# Direction:
Gather all lines with "JSON" from the records.
--------------------------------
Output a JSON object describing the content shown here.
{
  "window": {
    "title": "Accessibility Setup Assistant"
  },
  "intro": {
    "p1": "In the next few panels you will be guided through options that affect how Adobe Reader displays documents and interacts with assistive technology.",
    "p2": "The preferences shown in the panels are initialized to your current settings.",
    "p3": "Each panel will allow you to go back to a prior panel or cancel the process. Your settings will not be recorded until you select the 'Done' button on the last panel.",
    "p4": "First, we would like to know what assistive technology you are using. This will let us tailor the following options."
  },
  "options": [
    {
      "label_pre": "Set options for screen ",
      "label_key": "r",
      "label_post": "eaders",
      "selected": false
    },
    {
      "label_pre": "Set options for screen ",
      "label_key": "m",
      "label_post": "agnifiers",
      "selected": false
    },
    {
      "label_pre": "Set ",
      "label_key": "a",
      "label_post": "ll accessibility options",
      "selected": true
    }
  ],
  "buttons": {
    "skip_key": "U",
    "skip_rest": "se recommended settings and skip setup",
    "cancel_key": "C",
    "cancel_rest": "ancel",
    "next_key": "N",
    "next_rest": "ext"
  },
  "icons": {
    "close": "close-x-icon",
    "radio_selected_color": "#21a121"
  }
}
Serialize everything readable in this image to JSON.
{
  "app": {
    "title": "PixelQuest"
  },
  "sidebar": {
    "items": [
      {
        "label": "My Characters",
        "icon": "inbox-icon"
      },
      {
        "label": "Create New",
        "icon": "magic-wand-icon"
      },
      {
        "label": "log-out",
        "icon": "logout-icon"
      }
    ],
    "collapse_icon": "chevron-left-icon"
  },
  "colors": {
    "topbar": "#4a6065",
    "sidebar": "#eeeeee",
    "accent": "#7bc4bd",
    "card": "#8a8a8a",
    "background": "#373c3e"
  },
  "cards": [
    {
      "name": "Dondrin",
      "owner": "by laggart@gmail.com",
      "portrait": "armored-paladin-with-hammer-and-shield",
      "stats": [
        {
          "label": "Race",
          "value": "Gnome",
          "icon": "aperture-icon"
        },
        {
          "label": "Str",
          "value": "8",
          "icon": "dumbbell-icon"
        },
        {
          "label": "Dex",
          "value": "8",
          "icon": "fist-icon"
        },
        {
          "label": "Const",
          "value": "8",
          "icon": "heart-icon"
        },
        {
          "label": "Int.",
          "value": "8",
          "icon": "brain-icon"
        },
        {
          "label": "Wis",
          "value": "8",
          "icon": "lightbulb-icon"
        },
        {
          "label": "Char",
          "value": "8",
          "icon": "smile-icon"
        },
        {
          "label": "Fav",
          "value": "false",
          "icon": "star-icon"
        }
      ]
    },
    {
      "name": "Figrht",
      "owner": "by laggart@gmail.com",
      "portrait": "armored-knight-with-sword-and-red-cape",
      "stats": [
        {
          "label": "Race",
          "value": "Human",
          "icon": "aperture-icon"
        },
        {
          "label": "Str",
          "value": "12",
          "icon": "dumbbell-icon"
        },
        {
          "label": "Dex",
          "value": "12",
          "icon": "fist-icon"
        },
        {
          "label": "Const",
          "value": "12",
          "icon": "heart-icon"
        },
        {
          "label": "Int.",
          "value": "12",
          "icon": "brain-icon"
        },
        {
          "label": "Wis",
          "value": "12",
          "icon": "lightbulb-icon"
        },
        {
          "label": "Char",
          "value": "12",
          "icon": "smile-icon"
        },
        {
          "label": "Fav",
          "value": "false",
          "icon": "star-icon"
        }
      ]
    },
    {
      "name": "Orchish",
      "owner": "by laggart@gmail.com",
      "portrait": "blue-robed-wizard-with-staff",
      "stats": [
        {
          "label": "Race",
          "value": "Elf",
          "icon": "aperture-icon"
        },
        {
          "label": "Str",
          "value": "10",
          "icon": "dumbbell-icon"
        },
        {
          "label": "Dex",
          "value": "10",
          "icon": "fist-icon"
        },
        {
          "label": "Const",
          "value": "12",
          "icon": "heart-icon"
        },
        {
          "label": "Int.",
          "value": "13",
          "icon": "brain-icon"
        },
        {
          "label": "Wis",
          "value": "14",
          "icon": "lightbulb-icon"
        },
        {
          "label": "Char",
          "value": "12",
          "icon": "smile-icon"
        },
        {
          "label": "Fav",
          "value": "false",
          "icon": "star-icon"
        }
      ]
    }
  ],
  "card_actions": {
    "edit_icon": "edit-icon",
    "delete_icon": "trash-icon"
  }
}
--------------------------------
# Solution to this task:
Output a JSON object describing the content shown here.
Serialize everything readable in this image to JSON.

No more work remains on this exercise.